• _Stored data_
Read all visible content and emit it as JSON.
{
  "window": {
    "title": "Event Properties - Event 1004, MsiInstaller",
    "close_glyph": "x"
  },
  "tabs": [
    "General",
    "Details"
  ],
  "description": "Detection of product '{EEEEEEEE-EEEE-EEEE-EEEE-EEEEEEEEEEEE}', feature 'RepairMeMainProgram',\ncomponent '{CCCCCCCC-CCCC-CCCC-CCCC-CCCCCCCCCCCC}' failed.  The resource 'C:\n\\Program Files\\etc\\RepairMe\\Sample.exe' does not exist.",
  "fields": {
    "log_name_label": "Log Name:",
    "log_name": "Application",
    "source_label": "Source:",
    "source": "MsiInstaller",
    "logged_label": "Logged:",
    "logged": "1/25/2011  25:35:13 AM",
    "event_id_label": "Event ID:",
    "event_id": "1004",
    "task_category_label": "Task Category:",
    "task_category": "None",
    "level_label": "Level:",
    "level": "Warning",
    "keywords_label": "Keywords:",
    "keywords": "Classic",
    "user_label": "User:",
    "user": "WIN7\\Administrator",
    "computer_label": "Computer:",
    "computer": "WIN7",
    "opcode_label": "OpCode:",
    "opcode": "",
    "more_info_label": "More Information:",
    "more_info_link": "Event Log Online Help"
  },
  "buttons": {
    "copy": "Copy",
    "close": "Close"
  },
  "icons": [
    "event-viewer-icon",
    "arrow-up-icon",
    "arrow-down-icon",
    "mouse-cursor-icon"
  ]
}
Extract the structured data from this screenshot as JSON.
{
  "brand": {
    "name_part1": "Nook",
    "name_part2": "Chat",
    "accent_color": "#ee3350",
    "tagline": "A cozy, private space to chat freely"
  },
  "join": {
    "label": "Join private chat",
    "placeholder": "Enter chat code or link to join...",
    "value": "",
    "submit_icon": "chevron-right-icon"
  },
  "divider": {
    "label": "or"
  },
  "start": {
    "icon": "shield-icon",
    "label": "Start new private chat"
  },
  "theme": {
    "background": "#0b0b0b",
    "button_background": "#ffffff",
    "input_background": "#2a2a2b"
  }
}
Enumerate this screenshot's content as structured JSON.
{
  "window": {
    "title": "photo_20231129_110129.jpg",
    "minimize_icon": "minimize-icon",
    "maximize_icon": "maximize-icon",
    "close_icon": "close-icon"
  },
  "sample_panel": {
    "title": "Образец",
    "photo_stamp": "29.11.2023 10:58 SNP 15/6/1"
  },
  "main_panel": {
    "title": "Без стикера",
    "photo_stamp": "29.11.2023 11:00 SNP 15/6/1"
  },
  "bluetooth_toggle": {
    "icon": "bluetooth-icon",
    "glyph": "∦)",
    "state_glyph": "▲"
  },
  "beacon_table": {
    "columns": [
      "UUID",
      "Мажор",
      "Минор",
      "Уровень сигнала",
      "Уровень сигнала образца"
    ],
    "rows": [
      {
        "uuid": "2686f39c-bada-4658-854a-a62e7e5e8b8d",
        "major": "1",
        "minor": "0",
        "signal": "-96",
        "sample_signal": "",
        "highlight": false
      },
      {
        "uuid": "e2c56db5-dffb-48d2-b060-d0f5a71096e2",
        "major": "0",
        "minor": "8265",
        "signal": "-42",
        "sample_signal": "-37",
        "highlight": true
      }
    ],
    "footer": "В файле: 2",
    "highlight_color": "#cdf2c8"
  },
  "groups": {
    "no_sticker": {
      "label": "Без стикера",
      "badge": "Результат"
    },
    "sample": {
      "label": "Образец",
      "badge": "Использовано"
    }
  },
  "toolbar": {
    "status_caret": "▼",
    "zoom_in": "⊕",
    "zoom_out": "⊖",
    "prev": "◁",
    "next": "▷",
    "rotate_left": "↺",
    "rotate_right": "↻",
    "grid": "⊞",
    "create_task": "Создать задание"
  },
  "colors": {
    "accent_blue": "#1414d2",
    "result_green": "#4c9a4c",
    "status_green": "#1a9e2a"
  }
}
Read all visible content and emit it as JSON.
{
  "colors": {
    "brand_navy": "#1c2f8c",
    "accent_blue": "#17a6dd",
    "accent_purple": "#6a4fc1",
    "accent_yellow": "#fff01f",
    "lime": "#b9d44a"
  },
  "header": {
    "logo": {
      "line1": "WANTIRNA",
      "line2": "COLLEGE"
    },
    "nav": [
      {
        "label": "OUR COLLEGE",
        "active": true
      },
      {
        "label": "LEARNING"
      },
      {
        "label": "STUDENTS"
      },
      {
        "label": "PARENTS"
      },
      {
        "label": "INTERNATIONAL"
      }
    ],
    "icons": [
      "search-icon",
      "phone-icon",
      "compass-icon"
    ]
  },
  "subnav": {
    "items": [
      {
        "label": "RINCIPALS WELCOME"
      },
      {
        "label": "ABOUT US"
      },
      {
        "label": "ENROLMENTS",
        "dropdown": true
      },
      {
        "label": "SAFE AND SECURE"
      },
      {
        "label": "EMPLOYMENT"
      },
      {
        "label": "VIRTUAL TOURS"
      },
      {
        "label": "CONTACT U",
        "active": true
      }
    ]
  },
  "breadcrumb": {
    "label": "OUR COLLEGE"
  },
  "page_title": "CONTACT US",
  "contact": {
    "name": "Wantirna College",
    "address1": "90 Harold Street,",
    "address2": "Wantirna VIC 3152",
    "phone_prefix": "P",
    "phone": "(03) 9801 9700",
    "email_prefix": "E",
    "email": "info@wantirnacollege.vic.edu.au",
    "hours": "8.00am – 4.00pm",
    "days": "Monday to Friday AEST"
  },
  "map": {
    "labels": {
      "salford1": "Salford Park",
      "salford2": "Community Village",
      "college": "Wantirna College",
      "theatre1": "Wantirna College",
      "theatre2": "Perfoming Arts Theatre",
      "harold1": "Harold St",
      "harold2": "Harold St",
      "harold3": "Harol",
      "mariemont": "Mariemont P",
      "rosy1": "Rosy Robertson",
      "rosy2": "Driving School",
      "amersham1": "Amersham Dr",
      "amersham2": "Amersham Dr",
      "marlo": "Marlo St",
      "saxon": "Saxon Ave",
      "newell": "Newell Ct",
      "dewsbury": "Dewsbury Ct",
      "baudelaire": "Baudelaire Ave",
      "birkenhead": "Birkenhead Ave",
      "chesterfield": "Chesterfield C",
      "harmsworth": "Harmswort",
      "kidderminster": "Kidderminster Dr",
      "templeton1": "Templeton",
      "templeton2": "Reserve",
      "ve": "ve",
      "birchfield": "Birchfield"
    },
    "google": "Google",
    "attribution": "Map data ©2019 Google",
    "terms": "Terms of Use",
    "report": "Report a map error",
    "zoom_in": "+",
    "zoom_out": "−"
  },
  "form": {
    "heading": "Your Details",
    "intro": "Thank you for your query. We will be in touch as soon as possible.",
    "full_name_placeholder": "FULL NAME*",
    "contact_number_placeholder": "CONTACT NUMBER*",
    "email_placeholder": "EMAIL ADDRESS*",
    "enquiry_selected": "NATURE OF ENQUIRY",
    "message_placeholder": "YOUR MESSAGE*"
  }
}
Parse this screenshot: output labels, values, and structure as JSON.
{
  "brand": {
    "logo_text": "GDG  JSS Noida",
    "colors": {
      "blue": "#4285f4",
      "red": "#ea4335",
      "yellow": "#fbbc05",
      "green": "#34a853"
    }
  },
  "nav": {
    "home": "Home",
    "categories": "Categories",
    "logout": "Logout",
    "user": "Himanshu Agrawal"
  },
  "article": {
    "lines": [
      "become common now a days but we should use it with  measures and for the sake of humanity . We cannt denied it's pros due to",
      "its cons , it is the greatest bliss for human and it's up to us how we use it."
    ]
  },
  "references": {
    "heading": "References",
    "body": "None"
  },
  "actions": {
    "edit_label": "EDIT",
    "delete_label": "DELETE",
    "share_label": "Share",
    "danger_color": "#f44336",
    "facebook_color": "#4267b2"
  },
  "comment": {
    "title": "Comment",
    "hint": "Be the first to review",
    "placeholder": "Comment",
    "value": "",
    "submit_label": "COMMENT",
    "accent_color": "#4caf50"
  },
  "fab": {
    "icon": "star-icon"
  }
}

• _Your instructions_
Identify the lines that contain the string "badge", and copy every one of them.

• _Task answer_
      "badge": "Результат"
      "badge": "Использовано"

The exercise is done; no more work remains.